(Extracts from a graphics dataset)

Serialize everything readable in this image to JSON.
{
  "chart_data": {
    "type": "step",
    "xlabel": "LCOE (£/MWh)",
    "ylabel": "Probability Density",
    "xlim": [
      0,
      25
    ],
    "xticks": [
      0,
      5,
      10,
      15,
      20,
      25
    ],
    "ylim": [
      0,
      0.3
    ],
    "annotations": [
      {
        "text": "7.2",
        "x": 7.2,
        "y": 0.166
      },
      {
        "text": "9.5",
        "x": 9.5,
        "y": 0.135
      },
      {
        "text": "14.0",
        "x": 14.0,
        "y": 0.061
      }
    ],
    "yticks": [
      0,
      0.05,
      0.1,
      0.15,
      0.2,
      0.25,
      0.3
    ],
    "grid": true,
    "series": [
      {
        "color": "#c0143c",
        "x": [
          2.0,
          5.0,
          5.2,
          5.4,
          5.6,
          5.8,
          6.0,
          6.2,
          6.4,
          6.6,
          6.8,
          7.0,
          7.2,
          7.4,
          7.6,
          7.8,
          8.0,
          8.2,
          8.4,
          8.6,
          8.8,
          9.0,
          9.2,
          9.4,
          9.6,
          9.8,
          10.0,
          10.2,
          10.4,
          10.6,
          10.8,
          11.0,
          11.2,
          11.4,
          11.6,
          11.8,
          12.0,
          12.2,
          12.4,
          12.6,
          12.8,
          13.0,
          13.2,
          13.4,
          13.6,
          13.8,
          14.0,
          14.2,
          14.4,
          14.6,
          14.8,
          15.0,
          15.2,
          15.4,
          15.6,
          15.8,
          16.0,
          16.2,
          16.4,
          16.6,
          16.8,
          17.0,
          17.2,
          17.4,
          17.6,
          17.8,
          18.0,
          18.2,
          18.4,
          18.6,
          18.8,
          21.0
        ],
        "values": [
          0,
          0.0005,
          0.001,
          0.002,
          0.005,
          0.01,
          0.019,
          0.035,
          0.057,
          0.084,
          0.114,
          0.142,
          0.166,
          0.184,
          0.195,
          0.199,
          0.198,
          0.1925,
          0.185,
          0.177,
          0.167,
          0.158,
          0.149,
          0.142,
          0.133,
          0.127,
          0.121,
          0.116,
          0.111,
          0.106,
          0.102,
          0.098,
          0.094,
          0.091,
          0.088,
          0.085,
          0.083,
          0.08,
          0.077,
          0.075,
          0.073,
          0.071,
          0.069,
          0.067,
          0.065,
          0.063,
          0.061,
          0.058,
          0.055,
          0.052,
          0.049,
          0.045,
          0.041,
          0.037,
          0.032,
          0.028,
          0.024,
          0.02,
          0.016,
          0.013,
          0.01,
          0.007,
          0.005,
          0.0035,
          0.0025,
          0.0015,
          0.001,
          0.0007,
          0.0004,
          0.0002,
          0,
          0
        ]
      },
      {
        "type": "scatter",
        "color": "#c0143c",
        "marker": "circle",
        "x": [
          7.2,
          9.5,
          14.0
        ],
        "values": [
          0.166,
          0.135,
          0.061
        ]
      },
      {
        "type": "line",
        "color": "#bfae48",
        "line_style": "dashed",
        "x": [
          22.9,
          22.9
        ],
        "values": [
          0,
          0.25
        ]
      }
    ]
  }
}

_TASK TO CARRY OUT_: Every entry should be printed again exactly as it stands.

_WRITTEN RESPONSE_:
Serialize everything readable in this image to JSON.
{
  "chart_data": {
    "type": "step",
    "xlabel": "LCOE (£/MWh)",
    "ylabel": "Probability Density",
    "xlim": [
      0,
      25
    ],
    "xticks": [
      0,
      5,
      10,
      15,
      20,
      25
    ],
    "ylim": [
      0,
      0.3
    ],
    "annotations": [
      {
        "text": "7.2",
        "x": 7.2,
        "y": 0.166
      },
      {
        "text": "9.5",
        "x": 9.5,
        "y": 0.135
      },
      {
        "text": "14.0",
        "x": 14.0,
        "y": 0.061
      }
    ],
    "yticks": [
      0,
      0.05,
      0.1,
      0.15,
      0.2,
      0.25,
      0.3
    ],
    "grid": true,
    "series": [
      {
        "color": "#c0143c",
        "x": [
          2.0,
          5.0,
          5.2,
          5.4,
          5.6,
          5.8,
          6.0,
          6.2,
          6.4,
          6.6,
          6.8,
          7.0,
          7.2,
          7.4,
          7.6,
          7.8,
          8.0,
          8.2,
          8.4,
          8.6,
          8.8,
          9.0,
          9.2,
          9.4,
          9.6,
          9.8,
          10.0,
          10.2,
          10.4,
          10.6,
          10.8,
          11.0,
          11.2,
          11.4,
          11.6,
          11.8,
          12.0,
          12.2,
          12.4,
          12.6,
          12.8,
          13.0,
          13.2,
          13.4,
          13.6,
          13.8,
          14.0,
          14.2,
          14.4,
          14.6,
          14.8,
          15.0,
          15.2,
          15.4,
          15.6,
          15.8,
          16.0,
          16.2,
          16.4,
          16.6,
          16.8,
          17.0,
          17.2,
          17.4,
          17.6,
          17.8,
          18.0,
          18.2,
          18.4,
          18.6,
          18.8,
          21.0
        ],
        "values": [
          0,
          0.0005,
          0.001,
          0.002,
          0.005,
          0.01,
          0.019,
          0.035,
          0.057,
          0.084,
          0.114,
          0.142,
          0.166,
          0.184,
          0.195,
          0.199,
          0.198,
          0.1925,
          0.185,
          0.177,
          0.167,
          0.158,
          0.149,
          0.142,
          0.133,
          0.127,
          0.121,
          0.116,
          0.111,
          0.106,
          0.102,
          0.098,
          0.094,
          0.091,
          0.088,
          0.085,
          0.083,
          0.08,
          0.077,
          0.075,
          0.073,
          0.071,
          0.069,
          0.067,
          0.065,
          0.063,
          0.061,
          0.058,
          0.055,
          0.052,
          0.049,
          0.045,
          0.041,
          0.037,
          0.032,
          0.028,
          0.024,
          0.02,
          0.016,
          0.013,
          0.01,
          0.007,
          0.005,
          0.0035,
          0.0025,
          0.0015,
          0.001,
          0.0007,
          0.0004,
          0.0002,
          0,
          0
        ]
      },
      {
        "type": "scatter",
        "color": "#c0143c",
        "marker": "circle",
        "x": [
          7.2,
          9.5,
          14.0
        ],
        "values": [
          0.166,
          0.135,
          0.061
        ]
      },
      {
        "type": "line",
        "color": "#bfae48",
        "line_style": "dashed",
        "x": [
          22.9,
          22.9
        ],
        "values": [
          0,
          0.25
        ]
      }
    ]
  }
}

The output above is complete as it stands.